- _Task input_
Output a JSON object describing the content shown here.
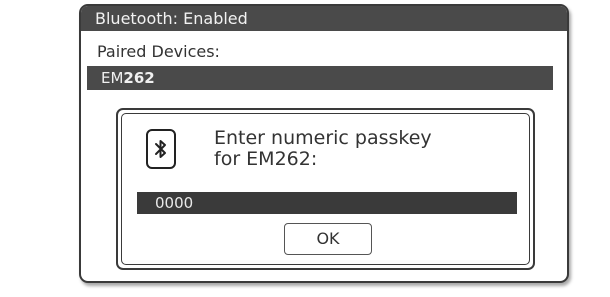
{
  "window": {
    "title": "Bluetooth: Enabled"
  },
  "paired": {
    "label": "Paired Devices:",
    "device_prefix": "EM",
    "device_suffix": "262"
  },
  "dialog": {
    "icon": "bluetooth-icon",
    "prompt_line1": "Enter numeric passkey",
    "prompt_line2": "for EM262:",
    "passkey_value": "0000",
    "ok_label": "OK"
  },
  "colors": {
    "bar_dark": "#4a4a4a",
    "field_dark": "#3a3a3a"
  }
}
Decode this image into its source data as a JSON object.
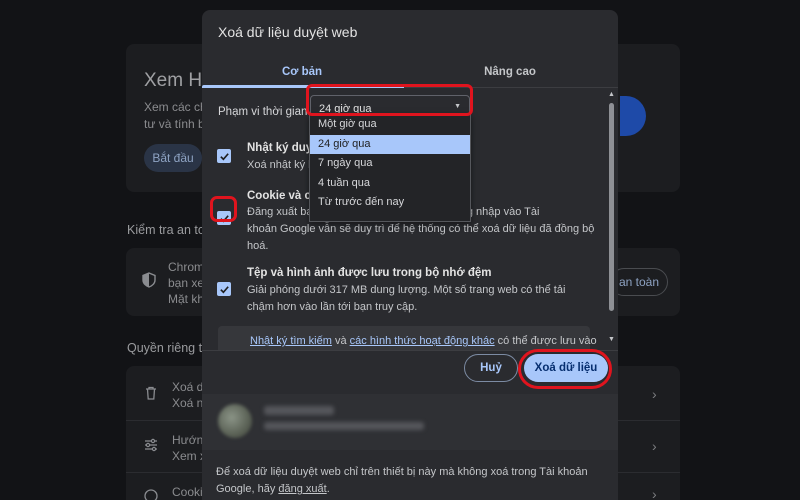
{
  "background": {
    "header_title": "Xem Hư",
    "header_desc_1": "Xem các chế",
    "header_desc_2": "tư và tính bả",
    "start_button": "Bắt đầu",
    "safety_section": "Kiểm tra an to",
    "chrome_line": "Chrom",
    "chrome_line_2": "bạn xe",
    "chrome_line_3": "Mặt kh",
    "safety_button": "an toàn",
    "privacy_section": "Quyền riêng tư",
    "item1_line1": "Xoá dữ",
    "item1_line2": "Xoá n",
    "item2_line1": "Hướng",
    "item2_line2": "Xem x",
    "item3_line1": "Cooki"
  },
  "dialog": {
    "title": "Xoá dữ liệu duyệt web",
    "tabs": [
      {
        "label": "Cơ bản",
        "active": true
      },
      {
        "label": "Nâng cao",
        "active": false
      }
    ],
    "time_range": {
      "label": "Phạm vi thời gian",
      "selected": "24 giờ qua",
      "options": [
        "Một giờ qua",
        "24 giờ qua",
        "7 ngày qua",
        "4 tuần qua",
        "Từ trước đến nay"
      ]
    },
    "options": [
      {
        "title": "Nhật ký duyệt",
        "desc": "Xoá nhật ký k",
        "checked": true
      },
      {
        "title": "Cookie và các",
        "desc_line1": "Đăng xuất bạ",
        "desc_line1_rest": "ng thái đăng nhập vào Tài",
        "desc_line2": "khoản Google vẫn sẽ duy trì để hệ thống có thể xoá dữ liệu đã đồng bộ",
        "desc_line3": "hoá.",
        "checked": true
      },
      {
        "title": "Tệp và hình ảnh được lưu trong bộ nhớ đệm",
        "desc": "Giải phóng dưới 317 MB dung lượng. Một số trang web có thể tải chậm hơn vào lần tới bạn truy cập.",
        "checked": true
      }
    ],
    "info": {
      "link1": "Nhật ký tìm kiếm",
      "and": " và ",
      "link2": "các hình thức hoạt động khác",
      "rest": " có thể được lưu vào"
    },
    "cancel_label": "Huỷ",
    "delete_label": "Xoá dữ liệu",
    "footer": {
      "text": "Để xoá dữ liệu duyệt web chỉ trên thiết bị này mà không xoá trong Tài khoản Google, hãy ",
      "link": "đăng xuất",
      "end": "."
    }
  },
  "colors": {
    "accent": "#a8c7fa",
    "dialog_bg": "#2a2b2f",
    "page_bg": "#121316",
    "highlight": "#e0141e"
  }
}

- _Problem to work on_
Leave out the pictures and transcribe everything else exactly.

- _Completed exercise_
Output a JSON object describing the content shown here.
{
  "window": {
    "title": "Bluetooth: Enabled"
  },
  "paired": {
    "label": "Paired Devices:",
    "device_prefix": "EM",
    "device_suffix": "262"
  },
  "dialog": {
    "icon": "bluetooth-icon",
    "prompt_line1": "Enter numeric passkey",
    "prompt_line2": "for EM262:",
    "passkey_value": "0000",
    "ok_label": "OK"
  },
  "colors": {
    "bar_dark": "#4a4a4a",
    "field_dark": "#3a3a3a"
  }
}
Decode this image into its source data as a JSON object.
{
  "background": {
    "header_title": "Xem Hư",
    "header_desc_1": "Xem các chế",
    "header_desc_2": "tư và tính bả",
    "start_button": "Bắt đầu",
    "safety_section": "Kiểm tra an to",
    "chrome_line": "Chrom",
    "chrome_line_2": "bạn xe",
    "chrome_line_3": "Mặt kh",
    "safety_button": "an toàn",
    "privacy_section": "Quyền riêng tư",
    "item1_line1": "Xoá dữ",
    "item1_line2": "Xoá n",
    "item2_line1": "Hướng",
    "item2_line2": "Xem x",
    "item3_line1": "Cooki"
  },
  "dialog": {
    "title": "Xoá dữ liệu duyệt web",
    "tabs": [
      {
        "label": "Cơ bản",
        "active": true
      },
      {
        "label": "Nâng cao",
        "active": false
      }
    ],
    "time_range": {
      "label": "Phạm vi thời gian",
      "selected": "24 giờ qua",
      "options": [
        "Một giờ qua",
        "24 giờ qua",
        "7 ngày qua",
        "4 tuần qua",
        "Từ trước đến nay"
      ]
    },
    "options": [
      {
        "title": "Nhật ký duyệt",
        "desc": "Xoá nhật ký k",
        "checked": true
      },
      {
        "title": "Cookie và các",
        "desc_line1": "Đăng xuất bạ",
        "desc_line1_rest": "ng thái đăng nhập vào Tài",
        "desc_line2": "khoản Google vẫn sẽ duy trì để hệ thống có thể xoá dữ liệu đã đồng bộ",
        "desc_line3": "hoá.",
        "checked": true
      },
      {
        "title": "Tệp và hình ảnh được lưu trong bộ nhớ đệm",
        "desc": "Giải phóng dưới 317 MB dung lượng. Một số trang web có thể tải chậm hơn vào lần tới bạn truy cập.",
        "checked": true
      }
    ],
    "info": {
      "link1": "Nhật ký tìm kiếm",
      "and": " và ",
      "link2": "các hình thức hoạt động khác",
      "rest": " có thể được lưu vào"
    },
    "cancel_label": "Huỷ",
    "delete_label": "Xoá dữ liệu",
    "footer": {
      "text": "Để xoá dữ liệu duyệt web chỉ trên thiết bị này mà không xoá trong Tài khoản Google, hãy ",
      "link": "đăng xuất",
      "end": "."
    }
  },
  "colors": {
    "accent": "#a8c7fa",
    "dialog_bg": "#2a2b2f",
    "page_bg": "#121316",
    "highlight": "#e0141e"
  }
}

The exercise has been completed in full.